→ EXERCISE DIRECTIONS
Copy all the material below, exactly as it stands.

(Stored data)
——————

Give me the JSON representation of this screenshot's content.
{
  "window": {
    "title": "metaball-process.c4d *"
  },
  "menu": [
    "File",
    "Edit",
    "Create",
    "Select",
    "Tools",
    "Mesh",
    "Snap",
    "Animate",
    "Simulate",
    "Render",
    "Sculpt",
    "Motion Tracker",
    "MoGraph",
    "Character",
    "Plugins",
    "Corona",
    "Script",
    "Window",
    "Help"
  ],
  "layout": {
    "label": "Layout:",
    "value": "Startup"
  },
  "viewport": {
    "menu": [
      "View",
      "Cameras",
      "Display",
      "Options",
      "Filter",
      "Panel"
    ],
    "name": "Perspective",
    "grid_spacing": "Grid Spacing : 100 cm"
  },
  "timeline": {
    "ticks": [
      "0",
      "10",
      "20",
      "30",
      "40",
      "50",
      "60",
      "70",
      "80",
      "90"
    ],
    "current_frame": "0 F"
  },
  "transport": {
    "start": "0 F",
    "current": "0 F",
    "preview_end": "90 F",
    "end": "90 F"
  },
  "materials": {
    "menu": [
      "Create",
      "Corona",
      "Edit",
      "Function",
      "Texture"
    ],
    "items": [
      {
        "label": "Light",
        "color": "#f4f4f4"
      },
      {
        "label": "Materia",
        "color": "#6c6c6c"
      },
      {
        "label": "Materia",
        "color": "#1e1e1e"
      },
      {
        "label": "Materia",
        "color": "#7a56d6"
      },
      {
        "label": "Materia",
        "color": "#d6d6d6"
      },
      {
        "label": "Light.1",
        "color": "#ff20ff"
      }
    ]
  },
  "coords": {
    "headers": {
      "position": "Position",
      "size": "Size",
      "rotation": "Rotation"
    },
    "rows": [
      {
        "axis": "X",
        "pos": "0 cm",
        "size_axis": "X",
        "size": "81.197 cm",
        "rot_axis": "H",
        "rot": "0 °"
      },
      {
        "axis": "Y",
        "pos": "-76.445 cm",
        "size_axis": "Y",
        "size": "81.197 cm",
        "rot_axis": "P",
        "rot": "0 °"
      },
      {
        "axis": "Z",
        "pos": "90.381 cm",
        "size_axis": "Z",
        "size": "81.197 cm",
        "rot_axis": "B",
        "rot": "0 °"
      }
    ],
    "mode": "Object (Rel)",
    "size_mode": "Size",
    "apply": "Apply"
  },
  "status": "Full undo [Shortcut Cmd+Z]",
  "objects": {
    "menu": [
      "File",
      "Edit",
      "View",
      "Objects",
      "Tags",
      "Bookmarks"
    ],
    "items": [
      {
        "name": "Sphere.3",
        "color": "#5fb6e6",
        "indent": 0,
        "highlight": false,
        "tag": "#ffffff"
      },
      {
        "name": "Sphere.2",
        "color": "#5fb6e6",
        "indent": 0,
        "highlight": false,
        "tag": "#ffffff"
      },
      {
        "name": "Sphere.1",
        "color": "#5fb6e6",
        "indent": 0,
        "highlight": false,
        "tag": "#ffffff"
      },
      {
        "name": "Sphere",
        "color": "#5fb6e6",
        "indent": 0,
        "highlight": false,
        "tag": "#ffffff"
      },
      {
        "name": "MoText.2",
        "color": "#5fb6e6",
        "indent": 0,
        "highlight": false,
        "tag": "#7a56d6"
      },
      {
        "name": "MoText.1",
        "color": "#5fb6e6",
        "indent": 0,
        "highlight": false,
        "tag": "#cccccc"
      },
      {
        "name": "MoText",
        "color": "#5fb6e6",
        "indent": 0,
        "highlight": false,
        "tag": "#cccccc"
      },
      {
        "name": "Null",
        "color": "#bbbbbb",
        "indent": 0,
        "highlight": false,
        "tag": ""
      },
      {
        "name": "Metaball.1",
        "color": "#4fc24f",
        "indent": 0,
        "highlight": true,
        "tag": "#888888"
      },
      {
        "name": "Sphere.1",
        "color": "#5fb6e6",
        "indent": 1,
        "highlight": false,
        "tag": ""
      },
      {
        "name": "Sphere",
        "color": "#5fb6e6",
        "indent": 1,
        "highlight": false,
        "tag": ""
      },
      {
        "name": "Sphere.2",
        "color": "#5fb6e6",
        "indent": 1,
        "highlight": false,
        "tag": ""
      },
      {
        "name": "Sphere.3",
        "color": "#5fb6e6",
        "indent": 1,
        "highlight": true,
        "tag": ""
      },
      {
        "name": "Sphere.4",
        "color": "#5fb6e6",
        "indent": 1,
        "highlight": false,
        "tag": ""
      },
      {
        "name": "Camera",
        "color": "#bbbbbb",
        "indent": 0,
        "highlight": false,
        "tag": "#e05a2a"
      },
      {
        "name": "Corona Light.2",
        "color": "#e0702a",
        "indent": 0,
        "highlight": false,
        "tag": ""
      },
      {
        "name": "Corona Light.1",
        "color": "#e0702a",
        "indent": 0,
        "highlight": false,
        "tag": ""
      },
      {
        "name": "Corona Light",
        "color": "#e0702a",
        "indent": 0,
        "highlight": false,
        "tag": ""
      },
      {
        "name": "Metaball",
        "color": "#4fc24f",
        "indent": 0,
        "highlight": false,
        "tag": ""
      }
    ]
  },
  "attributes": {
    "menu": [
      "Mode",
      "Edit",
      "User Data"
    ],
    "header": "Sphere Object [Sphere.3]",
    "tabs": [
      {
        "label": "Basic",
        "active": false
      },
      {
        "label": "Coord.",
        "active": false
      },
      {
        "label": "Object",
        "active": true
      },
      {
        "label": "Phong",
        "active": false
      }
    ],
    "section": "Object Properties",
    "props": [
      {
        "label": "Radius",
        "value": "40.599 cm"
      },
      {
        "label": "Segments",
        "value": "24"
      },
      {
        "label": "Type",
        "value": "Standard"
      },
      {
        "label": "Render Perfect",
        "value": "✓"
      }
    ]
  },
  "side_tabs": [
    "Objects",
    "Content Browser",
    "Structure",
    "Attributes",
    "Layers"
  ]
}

——————

→ RESPONSE BELOW
Give me the JSON representation of this screenshot's content.
{
  "window": {
    "title": "metaball-process.c4d *"
  },
  "menu": [
    "File",
    "Edit",
    "Create",
    "Select",
    "Tools",
    "Mesh",
    "Snap",
    "Animate",
    "Simulate",
    "Render",
    "Sculpt",
    "Motion Tracker",
    "MoGraph",
    "Character",
    "Plugins",
    "Corona",
    "Script",
    "Window",
    "Help"
  ],
  "layout": {
    "label": "Layout:",
    "value": "Startup"
  },
  "viewport": {
    "menu": [
      "View",
      "Cameras",
      "Display",
      "Options",
      "Filter",
      "Panel"
    ],
    "name": "Perspective",
    "grid_spacing": "Grid Spacing : 100 cm"
  },
  "timeline": {
    "ticks": [
      "0",
      "10",
      "20",
      "30",
      "40",
      "50",
      "60",
      "70",
      "80",
      "90"
    ],
    "current_frame": "0 F"
  },
  "transport": {
    "start": "0 F",
    "current": "0 F",
    "preview_end": "90 F",
    "end": "90 F"
  },
  "materials": {
    "menu": [
      "Create",
      "Corona",
      "Edit",
      "Function",
      "Texture"
    ],
    "items": [
      {
        "label": "Light",
        "color": "#f4f4f4"
      },
      {
        "label": "Materia",
        "color": "#6c6c6c"
      },
      {
        "label": "Materia",
        "color": "#1e1e1e"
      },
      {
        "label": "Materia",
        "color": "#7a56d6"
      },
      {
        "label": "Materia",
        "color": "#d6d6d6"
      },
      {
        "label": "Light.1",
        "color": "#ff20ff"
      }
    ]
  },
  "coords": {
    "headers": {
      "position": "Position",
      "size": "Size",
      "rotation": "Rotation"
    },
    "rows": [
      {
        "axis": "X",
        "pos": "0 cm",
        "size_axis": "X",
        "size": "81.197 cm",
        "rot_axis": "H",
        "rot": "0 °"
      },
      {
        "axis": "Y",
        "pos": "-76.445 cm",
        "size_axis": "Y",
        "size": "81.197 cm",
        "rot_axis": "P",
        "rot": "0 °"
      },
      {
        "axis": "Z",
        "pos": "90.381 cm",
        "size_axis": "Z",
        "size": "81.197 cm",
        "rot_axis": "B",
        "rot": "0 °"
      }
    ],
    "mode": "Object (Rel)",
    "size_mode": "Size",
    "apply": "Apply"
  },
  "status": "Full undo [Shortcut Cmd+Z]",
  "objects": {
    "menu": [
      "File",
      "Edit",
      "View",
      "Objects",
      "Tags",
      "Bookmarks"
    ],
    "items": [
      {
        "name": "Sphere.3",
        "color": "#5fb6e6",
        "indent": 0,
        "highlight": false,
        "tag": "#ffffff"
      },
      {
        "name": "Sphere.2",
        "color": "#5fb6e6",
        "indent": 0,
        "highlight": false,
        "tag": "#ffffff"
      },
      {
        "name": "Sphere.1",
        "color": "#5fb6e6",
        "indent": 0,
        "highlight": false,
        "tag": "#ffffff"
      },
      {
        "name": "Sphere",
        "color": "#5fb6e6",
        "indent": 0,
        "highlight": false,
        "tag": "#ffffff"
      },
      {
        "name": "MoText.2",
        "color": "#5fb6e6",
        "indent": 0,
        "highlight": false,
        "tag": "#7a56d6"
      },
      {
        "name": "MoText.1",
        "color": "#5fb6e6",
        "indent": 0,
        "highlight": false,
        "tag": "#cccccc"
      },
      {
        "name": "MoText",
        "color": "#5fb6e6",
        "indent": 0,
        "highlight": false,
        "tag": "#cccccc"
      },
      {
        "name": "Null",
        "color": "#bbbbbb",
        "indent": 0,
        "highlight": false,
        "tag": ""
      },
      {
        "name": "Metaball.1",
        "color": "#4fc24f",
        "indent": 0,
        "highlight": true,
        "tag": "#888888"
      },
      {
        "name": "Sphere.1",
        "color": "#5fb6e6",
        "indent": 1,
        "highlight": false,
        "tag": ""
      },
      {
        "name": "Sphere",
        "color": "#5fb6e6",
        "indent": 1,
        "highlight": false,
        "tag": ""
      },
      {
        "name": "Sphere.2",
        "color": "#5fb6e6",
        "indent": 1,
        "highlight": false,
        "tag": ""
      },
      {
        "name": "Sphere.3",
        "color": "#5fb6e6",
        "indent": 1,
        "highlight": true,
        "tag": ""
      },
      {
        "name": "Sphere.4",
        "color": "#5fb6e6",
        "indent": 1,
        "highlight": false,
        "tag": ""
      },
      {
        "name": "Camera",
        "color": "#bbbbbb",
        "indent": 0,
        "highlight": false,
        "tag": "#e05a2a"
      },
      {
        "name": "Corona Light.2",
        "color": "#e0702a",
        "indent": 0,
        "highlight": false,
        "tag": ""
      },
      {
        "name": "Corona Light.1",
        "color": "#e0702a",
        "indent": 0,
        "highlight": false,
        "tag": ""
      },
      {
        "name": "Corona Light",
        "color": "#e0702a",
        "indent": 0,
        "highlight": false,
        "tag": ""
      },
      {
        "name": "Metaball",
        "color": "#4fc24f",
        "indent": 0,
        "highlight": false,
        "tag": ""
      }
    ]
  },
  "attributes": {
    "menu": [
      "Mode",
      "Edit",
      "User Data"
    ],
    "header": "Sphere Object [Sphere.3]",
    "tabs": [
      {
        "label": "Basic",
        "active": false
      },
      {
        "label": "Coord.",
        "active": false
      },
      {
        "label": "Object",
        "active": true
      },
      {
        "label": "Phong",
        "active": false
      }
    ],
    "section": "Object Properties",
    "props": [
      {
        "label": "Radius",
        "value": "40.599 cm"
      },
      {
        "label": "Segments",
        "value": "24"
      },
      {
        "label": "Type",
        "value": "Standard"
      },
      {
        "label": "Render Perfect",
        "value": "✓"
      }
    ]
  },
  "side_tabs": [
    "Objects",
    "Content Browser",
    "Structure",
    "Attributes",
    "Layers"
  ]
}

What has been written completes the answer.